**Direction**
Search the material below for the string "поступления" and extract each line that has it.

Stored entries
══════════════════════════════

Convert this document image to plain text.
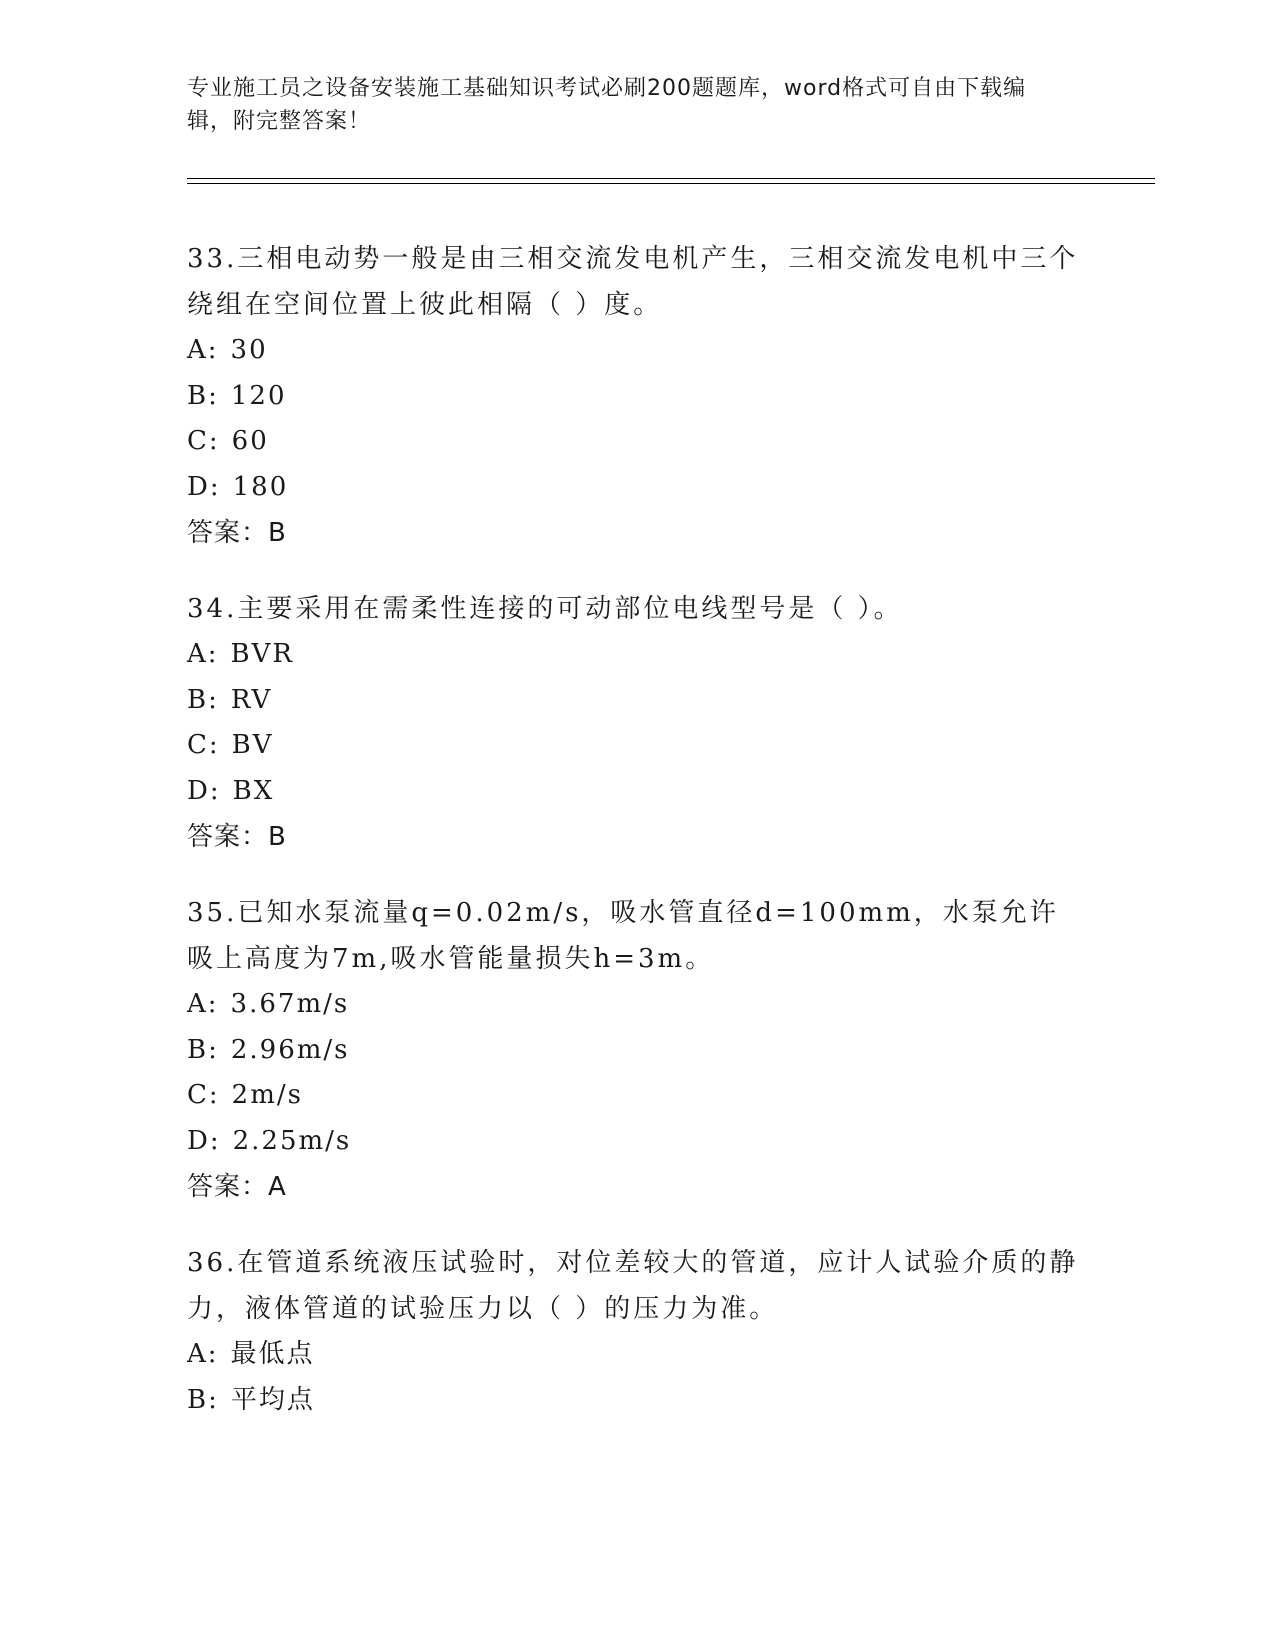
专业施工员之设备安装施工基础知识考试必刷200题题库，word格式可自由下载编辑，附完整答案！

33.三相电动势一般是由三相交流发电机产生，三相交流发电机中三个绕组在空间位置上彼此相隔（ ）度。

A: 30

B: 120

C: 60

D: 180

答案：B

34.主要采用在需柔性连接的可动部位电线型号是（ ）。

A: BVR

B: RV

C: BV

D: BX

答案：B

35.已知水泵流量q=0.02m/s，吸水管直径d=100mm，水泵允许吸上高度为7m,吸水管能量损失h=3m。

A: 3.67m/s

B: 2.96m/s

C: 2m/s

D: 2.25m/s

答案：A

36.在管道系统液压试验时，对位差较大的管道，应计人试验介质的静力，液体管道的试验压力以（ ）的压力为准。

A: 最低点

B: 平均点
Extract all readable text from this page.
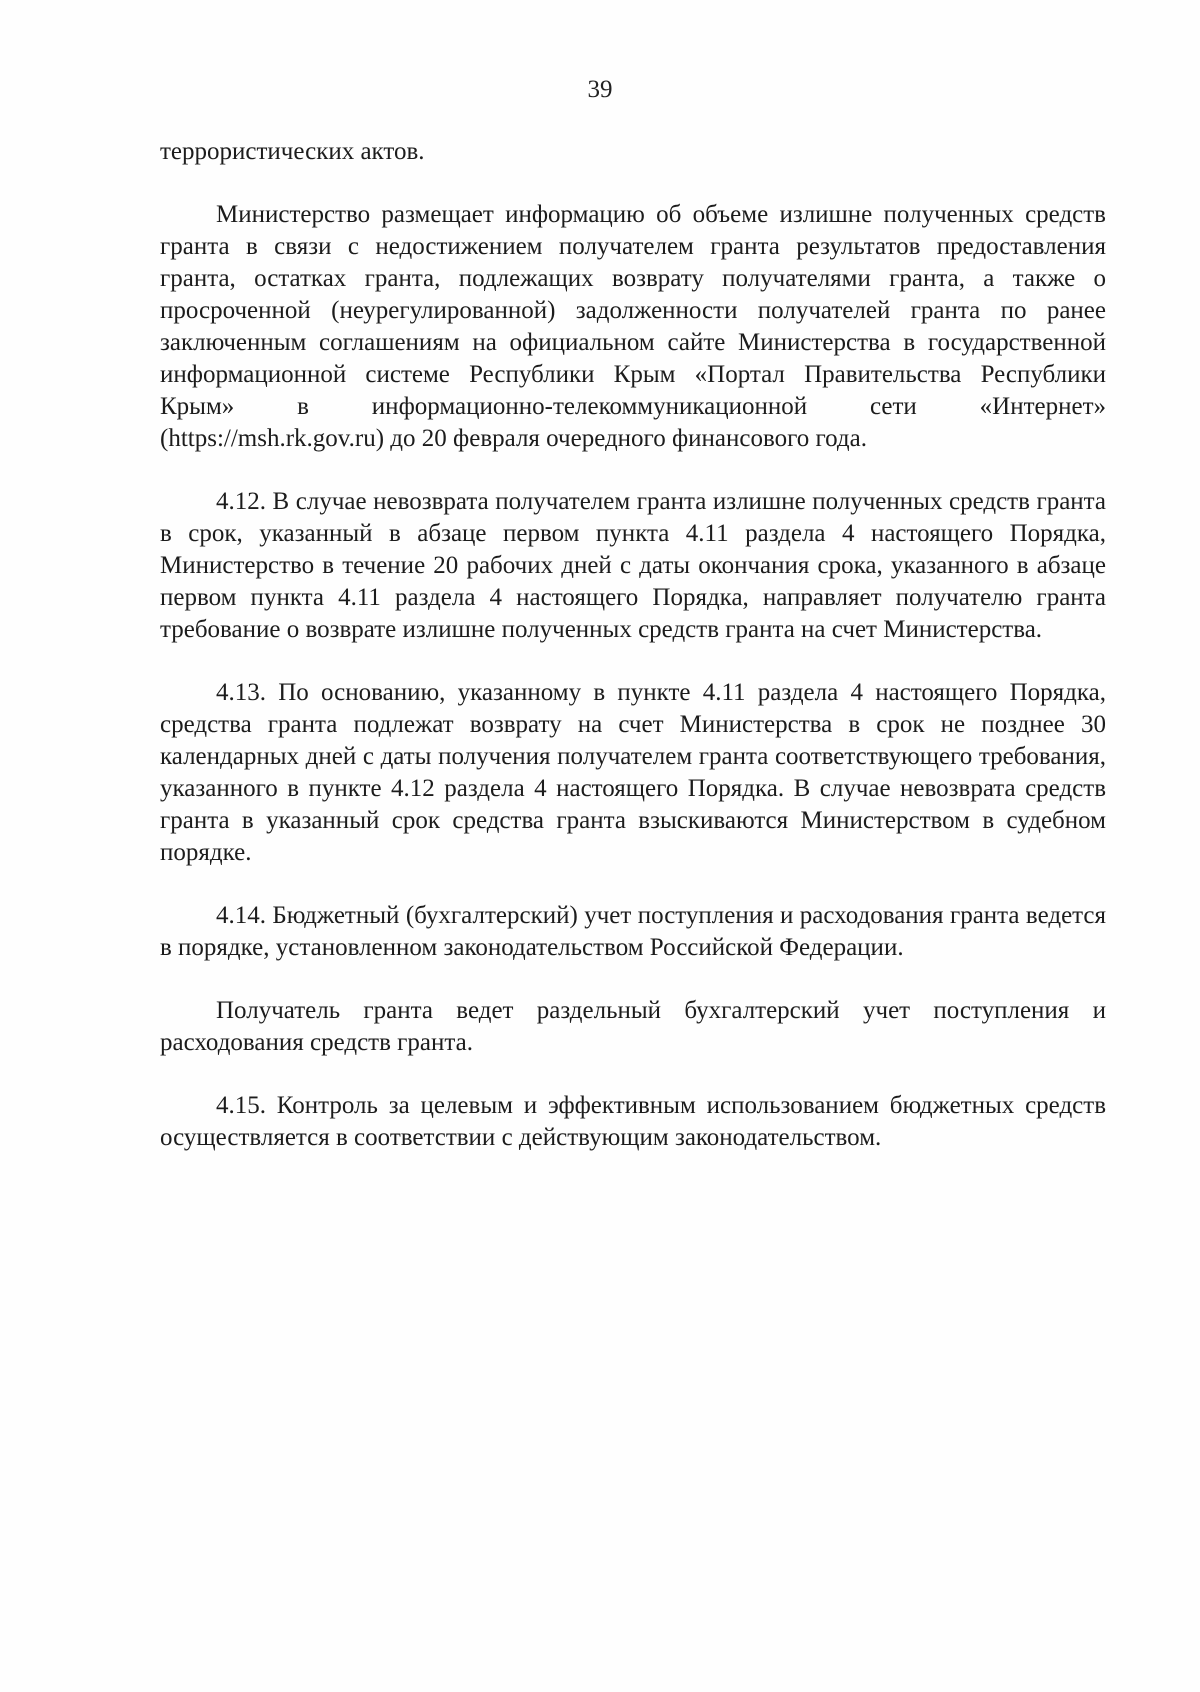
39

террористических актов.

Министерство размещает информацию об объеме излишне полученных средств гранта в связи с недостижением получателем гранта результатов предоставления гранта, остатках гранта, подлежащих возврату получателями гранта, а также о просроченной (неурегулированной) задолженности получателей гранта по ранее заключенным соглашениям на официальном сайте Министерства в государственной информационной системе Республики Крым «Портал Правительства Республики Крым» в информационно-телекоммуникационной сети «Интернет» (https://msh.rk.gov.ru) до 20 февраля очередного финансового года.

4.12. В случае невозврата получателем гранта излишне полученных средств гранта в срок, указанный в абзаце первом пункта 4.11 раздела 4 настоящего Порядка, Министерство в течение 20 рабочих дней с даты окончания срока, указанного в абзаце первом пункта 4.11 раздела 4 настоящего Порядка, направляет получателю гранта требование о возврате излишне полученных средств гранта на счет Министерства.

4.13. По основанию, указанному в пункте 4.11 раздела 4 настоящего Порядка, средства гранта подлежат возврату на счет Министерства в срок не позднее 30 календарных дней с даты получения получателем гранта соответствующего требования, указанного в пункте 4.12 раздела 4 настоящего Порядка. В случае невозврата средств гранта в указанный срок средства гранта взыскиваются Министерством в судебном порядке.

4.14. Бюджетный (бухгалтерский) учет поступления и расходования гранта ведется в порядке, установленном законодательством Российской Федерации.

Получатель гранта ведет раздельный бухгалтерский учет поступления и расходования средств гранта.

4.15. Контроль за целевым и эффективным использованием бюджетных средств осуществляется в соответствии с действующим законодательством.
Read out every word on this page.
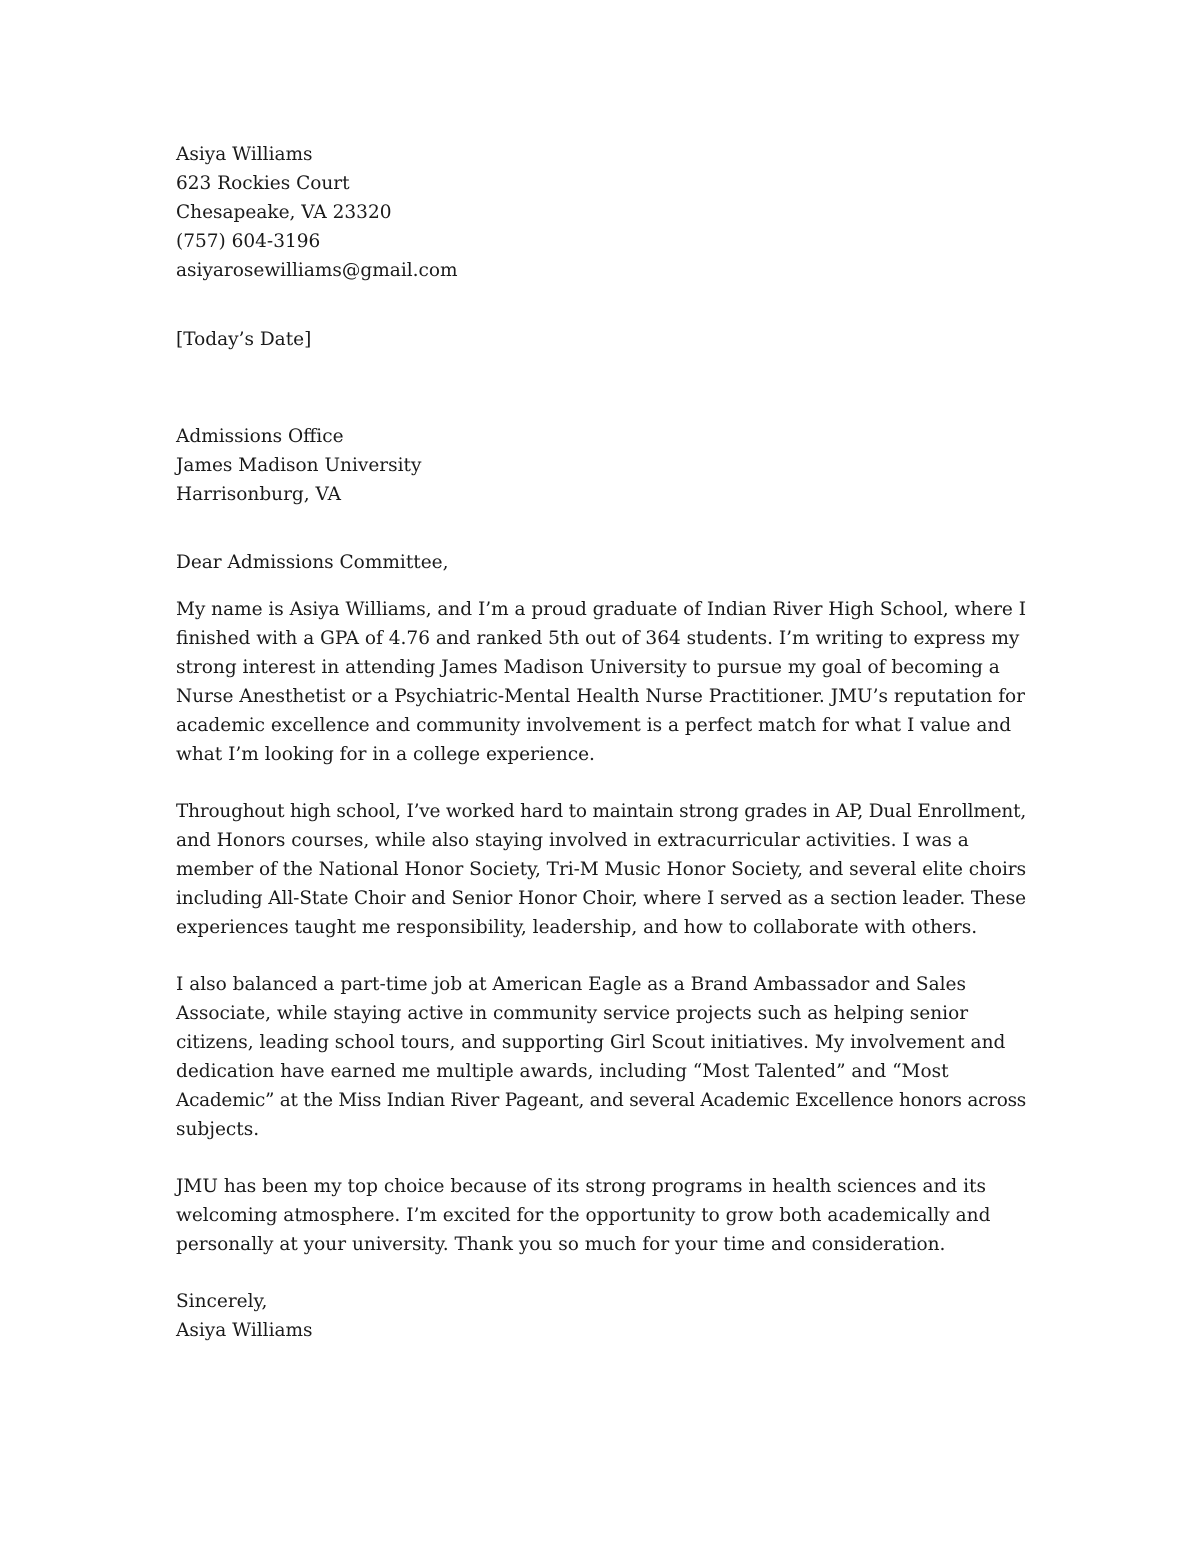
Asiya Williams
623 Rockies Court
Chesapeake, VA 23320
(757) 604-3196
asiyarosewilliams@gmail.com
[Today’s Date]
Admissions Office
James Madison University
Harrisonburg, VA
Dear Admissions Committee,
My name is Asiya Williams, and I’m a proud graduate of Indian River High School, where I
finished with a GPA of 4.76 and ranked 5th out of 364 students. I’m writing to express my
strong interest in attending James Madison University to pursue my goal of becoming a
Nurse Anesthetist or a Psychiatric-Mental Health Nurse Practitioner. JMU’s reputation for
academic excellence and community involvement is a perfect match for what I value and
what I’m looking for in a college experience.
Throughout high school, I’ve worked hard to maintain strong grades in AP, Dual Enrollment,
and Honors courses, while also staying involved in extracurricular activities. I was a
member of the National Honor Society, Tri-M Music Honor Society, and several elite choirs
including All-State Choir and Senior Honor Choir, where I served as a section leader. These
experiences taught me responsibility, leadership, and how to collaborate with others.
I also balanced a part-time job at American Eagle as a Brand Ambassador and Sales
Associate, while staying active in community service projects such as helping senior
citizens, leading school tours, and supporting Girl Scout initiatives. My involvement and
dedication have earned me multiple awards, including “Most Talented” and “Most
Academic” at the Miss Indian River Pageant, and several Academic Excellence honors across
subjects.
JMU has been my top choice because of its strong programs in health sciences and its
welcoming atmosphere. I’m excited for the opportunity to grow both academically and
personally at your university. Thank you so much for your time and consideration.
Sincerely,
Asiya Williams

══════════════════════════════

**Written solution**
4.14. Бюджетный (бухгалтерский) учет поступления и расходования гранта ведется в порядке, установленном законодательством Российской Федерации.
Получатель гранта ведет раздельный бухгалтерский учет поступления и расходования средств гранта.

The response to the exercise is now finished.